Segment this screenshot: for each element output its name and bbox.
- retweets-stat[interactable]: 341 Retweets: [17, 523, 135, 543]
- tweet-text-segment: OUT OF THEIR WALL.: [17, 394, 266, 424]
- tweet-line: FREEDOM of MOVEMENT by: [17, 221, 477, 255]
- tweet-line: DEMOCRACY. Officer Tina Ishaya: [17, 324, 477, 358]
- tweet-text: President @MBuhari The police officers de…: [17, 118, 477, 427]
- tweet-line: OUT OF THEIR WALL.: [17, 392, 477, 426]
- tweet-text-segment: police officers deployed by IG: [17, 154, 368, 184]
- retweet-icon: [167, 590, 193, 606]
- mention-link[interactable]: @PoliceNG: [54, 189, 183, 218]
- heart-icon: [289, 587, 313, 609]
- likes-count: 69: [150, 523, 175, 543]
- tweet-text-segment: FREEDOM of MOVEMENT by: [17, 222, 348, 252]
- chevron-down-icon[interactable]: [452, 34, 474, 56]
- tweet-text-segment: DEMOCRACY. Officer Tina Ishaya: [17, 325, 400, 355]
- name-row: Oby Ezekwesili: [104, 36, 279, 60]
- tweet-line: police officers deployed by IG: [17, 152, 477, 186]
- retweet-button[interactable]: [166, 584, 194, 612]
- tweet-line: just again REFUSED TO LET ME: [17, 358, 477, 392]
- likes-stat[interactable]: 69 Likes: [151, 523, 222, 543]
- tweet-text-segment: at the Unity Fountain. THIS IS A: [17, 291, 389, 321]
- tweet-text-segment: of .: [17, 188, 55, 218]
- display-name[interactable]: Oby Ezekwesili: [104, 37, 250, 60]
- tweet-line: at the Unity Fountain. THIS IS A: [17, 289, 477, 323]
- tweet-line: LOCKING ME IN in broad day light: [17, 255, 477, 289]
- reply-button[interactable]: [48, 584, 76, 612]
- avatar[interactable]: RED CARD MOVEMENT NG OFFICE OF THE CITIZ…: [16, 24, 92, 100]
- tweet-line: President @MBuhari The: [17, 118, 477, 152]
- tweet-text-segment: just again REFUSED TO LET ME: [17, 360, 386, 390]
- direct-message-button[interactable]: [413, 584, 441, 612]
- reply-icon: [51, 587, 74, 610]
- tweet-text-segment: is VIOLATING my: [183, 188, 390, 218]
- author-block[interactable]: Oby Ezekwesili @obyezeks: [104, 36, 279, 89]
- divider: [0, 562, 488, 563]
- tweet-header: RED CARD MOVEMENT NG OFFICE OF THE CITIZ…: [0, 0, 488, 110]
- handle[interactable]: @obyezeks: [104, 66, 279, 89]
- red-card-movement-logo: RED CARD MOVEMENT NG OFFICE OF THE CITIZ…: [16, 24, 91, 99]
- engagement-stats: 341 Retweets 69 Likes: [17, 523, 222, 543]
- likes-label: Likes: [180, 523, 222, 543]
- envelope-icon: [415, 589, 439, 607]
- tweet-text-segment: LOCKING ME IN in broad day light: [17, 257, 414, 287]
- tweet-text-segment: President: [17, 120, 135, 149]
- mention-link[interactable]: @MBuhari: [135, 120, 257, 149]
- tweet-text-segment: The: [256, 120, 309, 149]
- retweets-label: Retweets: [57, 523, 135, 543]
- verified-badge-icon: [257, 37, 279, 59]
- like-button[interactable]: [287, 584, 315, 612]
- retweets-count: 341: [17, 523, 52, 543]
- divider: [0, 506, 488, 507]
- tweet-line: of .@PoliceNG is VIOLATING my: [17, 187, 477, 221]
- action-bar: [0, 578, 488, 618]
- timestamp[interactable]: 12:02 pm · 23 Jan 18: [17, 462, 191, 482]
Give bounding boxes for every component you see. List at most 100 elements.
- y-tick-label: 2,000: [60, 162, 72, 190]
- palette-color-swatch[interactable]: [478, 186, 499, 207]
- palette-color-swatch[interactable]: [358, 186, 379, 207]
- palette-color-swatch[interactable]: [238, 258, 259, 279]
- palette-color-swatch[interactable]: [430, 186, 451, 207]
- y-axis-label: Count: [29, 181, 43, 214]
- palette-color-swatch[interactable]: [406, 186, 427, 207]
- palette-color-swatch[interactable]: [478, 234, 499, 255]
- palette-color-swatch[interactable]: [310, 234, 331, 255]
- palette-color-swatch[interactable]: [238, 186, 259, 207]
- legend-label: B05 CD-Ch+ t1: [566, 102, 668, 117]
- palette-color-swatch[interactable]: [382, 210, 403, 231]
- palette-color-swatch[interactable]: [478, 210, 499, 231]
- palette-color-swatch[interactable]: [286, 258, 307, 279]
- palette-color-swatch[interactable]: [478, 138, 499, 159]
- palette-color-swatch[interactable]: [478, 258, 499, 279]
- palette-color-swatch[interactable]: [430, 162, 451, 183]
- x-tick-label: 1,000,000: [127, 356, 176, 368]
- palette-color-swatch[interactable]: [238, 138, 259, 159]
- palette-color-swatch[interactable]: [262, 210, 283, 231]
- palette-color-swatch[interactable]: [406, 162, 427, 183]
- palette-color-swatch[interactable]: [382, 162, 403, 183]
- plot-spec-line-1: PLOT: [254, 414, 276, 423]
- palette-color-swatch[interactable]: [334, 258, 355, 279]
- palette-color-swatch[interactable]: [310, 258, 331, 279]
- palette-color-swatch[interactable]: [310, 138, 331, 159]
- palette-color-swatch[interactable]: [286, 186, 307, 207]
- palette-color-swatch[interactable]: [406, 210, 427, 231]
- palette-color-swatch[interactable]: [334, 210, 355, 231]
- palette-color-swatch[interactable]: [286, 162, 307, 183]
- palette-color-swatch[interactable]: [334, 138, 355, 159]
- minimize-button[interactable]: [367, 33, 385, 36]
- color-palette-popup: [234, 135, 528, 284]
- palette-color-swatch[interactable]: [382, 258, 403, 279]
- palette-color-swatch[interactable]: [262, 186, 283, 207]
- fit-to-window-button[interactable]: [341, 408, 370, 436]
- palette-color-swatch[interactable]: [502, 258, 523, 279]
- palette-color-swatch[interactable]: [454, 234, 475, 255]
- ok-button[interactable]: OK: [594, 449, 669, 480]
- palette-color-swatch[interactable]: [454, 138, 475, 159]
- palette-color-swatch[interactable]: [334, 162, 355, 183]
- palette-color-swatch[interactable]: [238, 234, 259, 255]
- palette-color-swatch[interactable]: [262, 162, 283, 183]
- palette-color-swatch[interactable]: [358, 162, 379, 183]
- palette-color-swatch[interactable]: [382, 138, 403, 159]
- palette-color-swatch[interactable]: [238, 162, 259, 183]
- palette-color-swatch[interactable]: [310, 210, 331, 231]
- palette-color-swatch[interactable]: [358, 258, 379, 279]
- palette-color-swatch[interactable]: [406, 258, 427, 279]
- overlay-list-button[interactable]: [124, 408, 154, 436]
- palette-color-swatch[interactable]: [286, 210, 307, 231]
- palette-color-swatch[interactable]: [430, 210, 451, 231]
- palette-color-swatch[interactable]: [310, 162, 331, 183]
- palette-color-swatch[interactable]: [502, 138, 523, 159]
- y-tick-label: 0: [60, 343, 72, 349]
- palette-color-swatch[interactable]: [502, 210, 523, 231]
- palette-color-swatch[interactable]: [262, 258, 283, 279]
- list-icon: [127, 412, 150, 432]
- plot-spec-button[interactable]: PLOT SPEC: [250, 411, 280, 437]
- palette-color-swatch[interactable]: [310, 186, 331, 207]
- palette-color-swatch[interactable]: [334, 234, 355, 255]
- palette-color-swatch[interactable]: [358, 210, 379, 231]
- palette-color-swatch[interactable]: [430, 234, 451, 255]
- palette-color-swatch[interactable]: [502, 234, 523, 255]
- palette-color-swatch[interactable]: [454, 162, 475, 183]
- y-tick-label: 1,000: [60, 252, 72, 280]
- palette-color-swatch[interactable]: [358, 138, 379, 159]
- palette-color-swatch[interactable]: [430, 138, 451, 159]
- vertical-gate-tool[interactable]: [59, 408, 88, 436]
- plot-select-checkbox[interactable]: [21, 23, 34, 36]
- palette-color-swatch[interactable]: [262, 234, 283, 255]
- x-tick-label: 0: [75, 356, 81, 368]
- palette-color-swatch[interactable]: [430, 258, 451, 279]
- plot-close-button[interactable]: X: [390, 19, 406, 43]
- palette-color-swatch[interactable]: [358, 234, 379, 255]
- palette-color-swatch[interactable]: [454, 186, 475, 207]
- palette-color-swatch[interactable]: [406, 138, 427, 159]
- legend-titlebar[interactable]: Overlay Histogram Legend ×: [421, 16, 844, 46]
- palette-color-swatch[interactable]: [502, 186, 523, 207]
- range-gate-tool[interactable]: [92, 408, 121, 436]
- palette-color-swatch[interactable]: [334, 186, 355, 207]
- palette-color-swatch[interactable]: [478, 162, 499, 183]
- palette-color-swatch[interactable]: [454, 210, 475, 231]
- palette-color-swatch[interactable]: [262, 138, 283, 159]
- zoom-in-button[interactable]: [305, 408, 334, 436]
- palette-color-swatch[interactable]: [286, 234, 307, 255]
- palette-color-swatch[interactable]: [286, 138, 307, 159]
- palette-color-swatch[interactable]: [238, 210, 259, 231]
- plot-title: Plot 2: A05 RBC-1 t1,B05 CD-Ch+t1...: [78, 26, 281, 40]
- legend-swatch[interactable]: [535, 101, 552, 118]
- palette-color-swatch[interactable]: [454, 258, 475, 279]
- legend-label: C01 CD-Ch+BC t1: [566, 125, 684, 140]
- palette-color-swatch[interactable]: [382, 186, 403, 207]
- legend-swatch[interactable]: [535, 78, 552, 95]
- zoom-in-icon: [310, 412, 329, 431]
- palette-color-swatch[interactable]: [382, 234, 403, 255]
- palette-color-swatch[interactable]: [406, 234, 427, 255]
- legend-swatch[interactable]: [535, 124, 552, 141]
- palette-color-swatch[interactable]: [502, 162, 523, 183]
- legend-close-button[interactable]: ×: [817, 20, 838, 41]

Cosa fare:
Ricopia senza modifiche i dati partendo dalla prima riga e arrivando alla riga che contiene "- tweet-line: DEMOCRACY.", includendo entrambe.

Risposta finale:
Segment this screenshot: for each element output its name and bbox.
- retweets-stat[interactable]: 341 Retweets: [17, 523, 135, 543]
- tweet-text-segment: OUT OF THEIR WALL.: [17, 394, 266, 424]
- tweet-line: FREEDOM of MOVEMENT by: [17, 221, 477, 255]
- tweet-line: DEMOCRACY. Officer Tina Ishaya: [17, 324, 477, 358]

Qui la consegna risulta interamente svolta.